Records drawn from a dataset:
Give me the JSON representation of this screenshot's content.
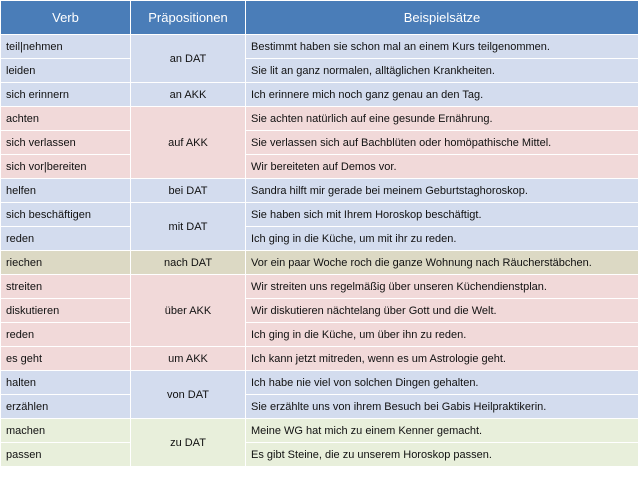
{
  "header": {
    "verb": "Verb",
    "prep": "Präpositionen",
    "examples": "Beispielsätze"
  },
  "rows": [
    {
      "verb": "teil|nehmen",
      "example": "Bestimmt haben sie schon mal an einem Kurs teilgenommen."
    },
    {
      "verb": "leiden",
      "example": "Sie lit an ganz normalen, alltäglichen Krankheiten."
    },
    {
      "verb": "sich erinnern",
      "example": "Ich erinnere mich noch ganz genau an den Tag."
    },
    {
      "verb": "achten",
      "example": "Sie achten natürlich auf eine gesunde Ernährung."
    },
    {
      "verb": "sich verlassen",
      "example": "Sie verlassen sich auf Bachblüten oder homöpathische Mittel."
    },
    {
      "verb": "sich vor|bereiten",
      "example": "Wir bereiteten auf Demos vor."
    },
    {
      "verb": "helfen",
      "example": "Sandra hilft mir gerade bei meinem Geburtstaghoroskop."
    },
    {
      "verb": "sich beschäftigen",
      "example": "Sie haben sich mit Ihrem Horoskop beschäftigt."
    },
    {
      "verb": "reden",
      "example": "Ich ging in die Küche, um mit ihr zu reden."
    },
    {
      "verb": "riechen",
      "example": "Vor ein paar Woche roch die ganze Wohnung nach Räucherstäbchen."
    },
    {
      "verb": "streiten",
      "example": "Wir streiten uns regelmäßig über unseren Küchendienstplan."
    },
    {
      "verb": "diskutieren",
      "example": "Wir diskutieren nächtelang über Gott und die Welt."
    },
    {
      "verb": "reden",
      "example": "Ich ging in die Küche, um über ihn zu reden."
    },
    {
      "verb": "es geht",
      "example": "Ich kann jetzt mitreden, wenn es um Astrologie geht."
    },
    {
      "verb": "halten",
      "example": "Ich habe nie viel von solchen Dingen gehalten."
    },
    {
      "verb": "erzählen",
      "example": "Sie erzählte uns von ihrem Besuch bei Gabis Heilpraktikerin."
    },
    {
      "verb": "machen",
      "example": "Meine WG hat mich zu einem Kenner gemacht."
    },
    {
      "verb": "passen",
      "example": "Es gibt Steine, die zu unserem Horoskop passen."
    }
  ],
  "preps": {
    "an_dat": "an DAT",
    "an_akk": "an AKK",
    "auf_akk": "auf AKK",
    "bei_dat": "bei DAT",
    "mit_dat": "mit DAT",
    "nach_dat": "nach DAT",
    "ueber_akk": "über AKK",
    "um_akk": "um AKK",
    "von_dat": "von DAT",
    "zu_dat": "zu DAT"
  },
  "colors": {
    "header": "#4a7db8",
    "group_blue": "#d3dcee",
    "group_pink": "#f1d9d9",
    "group_tan": "#dcd9c4",
    "group_green": "#e8efdb"
  }
}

**About this task:**
Your answer should be every line above that contains the word "haben".

**Your solution:**
      "example": "Bestimmt haben sie schon mal an einem Kurs teilgenommen."
      "example": "Sie haben sich mit Ihrem Horoskop beschäftigt."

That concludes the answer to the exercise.